_Passage shown_
§
# My 4 Yr Old Dog Is Not Properly Potty Trained. Please Help!



## SorceEdea (Aug 19, 2010)

Okay, 

So here's my issue with my dog. She knows she needs to go outside to do her business and knows that doing it inside is wrong etc. So in a way, she is potty trained because whenever people are around and she's sniffing and looking for a spot to pee or poop, she'll stop and whine and wait for you to take her out when you yell at her "No". My problem is that whenever i am not around, she does not hold it in and come to me whenever she needs to go outside. I need to teach her to hold it in and to let me know when she needs to go. Cause she just goes inside the house whenever she is not supervised knowing it's wrong. Why? We have a backyard and the other two dogs hold it in just fine and lets me know and they go. But she doesn't go unless i am there to tell her not to go on the carpet. She only reminds me when i call her name. She'll whine and rub her feet on the carpet/floor letting me know she needs to go. Idk what to do with her. My fiance tells me i am suppose to be strong with her and whenever she goes inside the house, put her nose or show her the spot and spank her and say "No". He say's eventually she will learn. But i feel terrible doing that. Any advice? I'd appreciate it. Thanks!


----------



## doxiemommy (Dec 18, 2009)

Do not spank or rub her nose in it! PLEASE! That's cruel! It's a very old school, outdated technique. Also, don't yell! It's possible that she's not really potty trained all that well. If you trained her by yelling at her, "No" she may not be making the connection that pee/poop is done outside. What she may have gotten out of it is that when you yell she has to go out, she may have missed the connection to peeing and pooping.
§
_Records provided_
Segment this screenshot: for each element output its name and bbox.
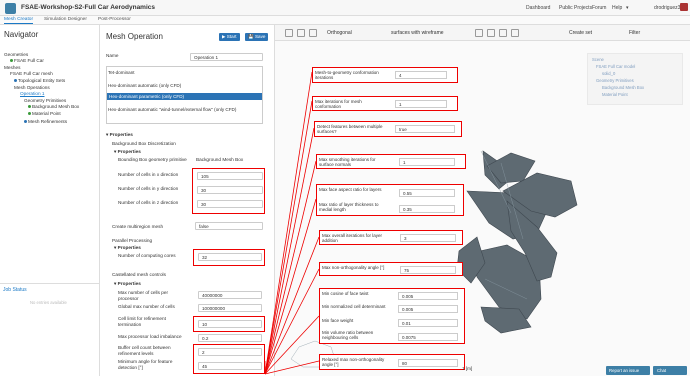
- scene-tree-overlay[interactable]: Scene FSAE Full Car model solid_0 Geomet…: [587, 53, 683, 105]
- callout-layer-iterations: Max overall iterations for layer additio…: [319, 230, 463, 245]
- callout-label: Min volume ratio between neighbouring ce…: [322, 330, 374, 340]
- scene-tree-item[interactable]: Background Mesh Box: [602, 85, 644, 90]
- callout-mesh-quality: Min cosine of face twist 0.005 Min norma…: [319, 288, 465, 344]
- min-face-weight-input[interactable]: 0.01: [398, 319, 458, 327]
- scene-tree-item[interactable]: Geometry Primitives: [596, 78, 634, 83]
- callout-max-conformation-iterations: Max iterations for mesh conformation 1: [312, 96, 458, 111]
- relaxed-non-orthogonality-input[interactable]: 80: [398, 359, 458, 367]
- callout-detect-features: Detect features between multiple surface…: [314, 121, 462, 137]
- scale-bar-label: 1 [m]: [462, 366, 473, 371]
- callout-label: Min cosine of face twist: [322, 291, 369, 296]
- callout-smoothing-iterations: Max smoothing iterations for surface nor…: [316, 154, 466, 169]
- leader-line: [264, 160, 317, 375]
- callout-label: Max ratio of layer thickness to medial l…: [319, 202, 379, 212]
- leader-line: [264, 127, 315, 375]
- leader-line: [264, 360, 320, 375]
- callout-label: Max smoothing iterations for surface nor…: [319, 157, 376, 167]
- min-determinant-input[interactable]: 0.005: [398, 305, 458, 313]
- scene-tree-item[interactable]: Material Point: [602, 92, 628, 97]
- callout-layer-ratios: Max face aspect ratio for layers 0.55 Ma…: [316, 184, 464, 216]
- callout-label: Min face weight: [322, 318, 354, 323]
- scene-tree-item[interactable]: solid_0: [602, 71, 615, 76]
- callout-label: Mesh-to-geometry conformation iterations: [315, 70, 379, 80]
- min-volume-ratio-input[interactable]: 0.0075: [398, 333, 458, 341]
- callout-non-orthogonality: Max non-orthogonality angle [°] 75: [319, 262, 463, 276]
- callout-label: Detect features between multiple surface…: [317, 124, 383, 134]
- callout-label: Max overall iterations for layer additio…: [322, 233, 383, 243]
- leader-line: [264, 236, 320, 375]
- chat-button[interactable]: Chat: [653, 366, 687, 375]
- smoothing-iterations-input[interactable]: 1: [399, 158, 455, 166]
- conformation-iterations-input[interactable]: 4: [395, 71, 447, 79]
- callout-label: Relaxed max non-orthogonality angle [°]: [322, 357, 385, 367]
- scene-tree-item[interactable]: Scene: [592, 57, 604, 62]
- face-aspect-ratio-input[interactable]: 0.55: [399, 189, 455, 197]
- scene-tree-item[interactable]: FSAE Full Car model: [596, 64, 635, 69]
- layer-iterations-input[interactable]: 3: [400, 234, 456, 242]
- callout-conformation-iterations: Mesh-to-geometry conformation iterations…: [312, 67, 458, 83]
- callout-label: Max non-orthogonality angle [°]: [322, 265, 385, 270]
- layer-thickness-ratio-input[interactable]: 0.35: [399, 205, 455, 213]
- min-twist-input[interactable]: 0.005: [398, 292, 458, 300]
- callout-label: Max iterations for mesh conformation: [315, 99, 362, 109]
- non-orthogonality-input[interactable]: 75: [400, 266, 456, 274]
- callout-relaxed-non-orthogonality: Relaxed max non-orthogonality angle [°] …: [319, 354, 465, 370]
- callout-label: Max face aspect ratio for layers: [319, 187, 382, 192]
- max-conformation-iterations-input[interactable]: 1: [395, 100, 447, 108]
- detect-features-select[interactable]: true: [395, 125, 455, 133]
- callout-label: Min normalized cell determinant: [322, 304, 386, 309]
- report-issue-button[interactable]: Report an issue: [606, 366, 650, 375]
§
_Problem to work on_
Please write out the potty-training thread in full, word for word. Work only from the potty-training thread, not the items.

_Final result_
# My 4 Yr Old Dog Is Not Properly Potty Trained. Please Help!



## SorceEdea (Aug 19, 2010)

Okay, 

So here's my issue with my dog. She knows she needs to go outside to do her business and knows that doing it inside is wrong etc. So in a way, she is potty trained because whenever people are around and she's sniffing and looking for a spot to pee or poop, she'll stop and whine and wait for you to take her out when you yell at her "No". My problem is that whenever i am not around, she does not hold it in and come to me whenever she needs to go outside. I need to teach her to hold it in and to let me know when she needs to go. Cause she just goes inside the house whenever she is not supervised knowing it's wrong. Why? We have a backyard and the other two dogs hold it in just fine and lets me know and they go. But she doesn't go unless i am there to tell her not to go on the carpet. She only reminds me when i call her name. She'll whine and rub her feet on the carpet/floor letting me know she needs to go. Idk what to do with her. My fiance tells me i am suppose to be strong with her and whenever she goes inside the house, put her nose or show her the spot and spank her and say "No". He say's eventually she will learn. But i feel terrible doing that. Any advice? I'd appreciate it. Thanks!


----------



## doxiemommy (Dec 18, 2009)

Do not spank or rub her nose in it! PLEASE! That's cruel! It's a very old school, outdated technique. Also, don't yell! It's possible that she's not really potty trained all that well. If you trained her by yelling at her, "No" she may not be making the connection that pee/poop is done outside. What she may have gotten out of it is that when you yell she has to go out, she may have missed the connection to peeing and pooping.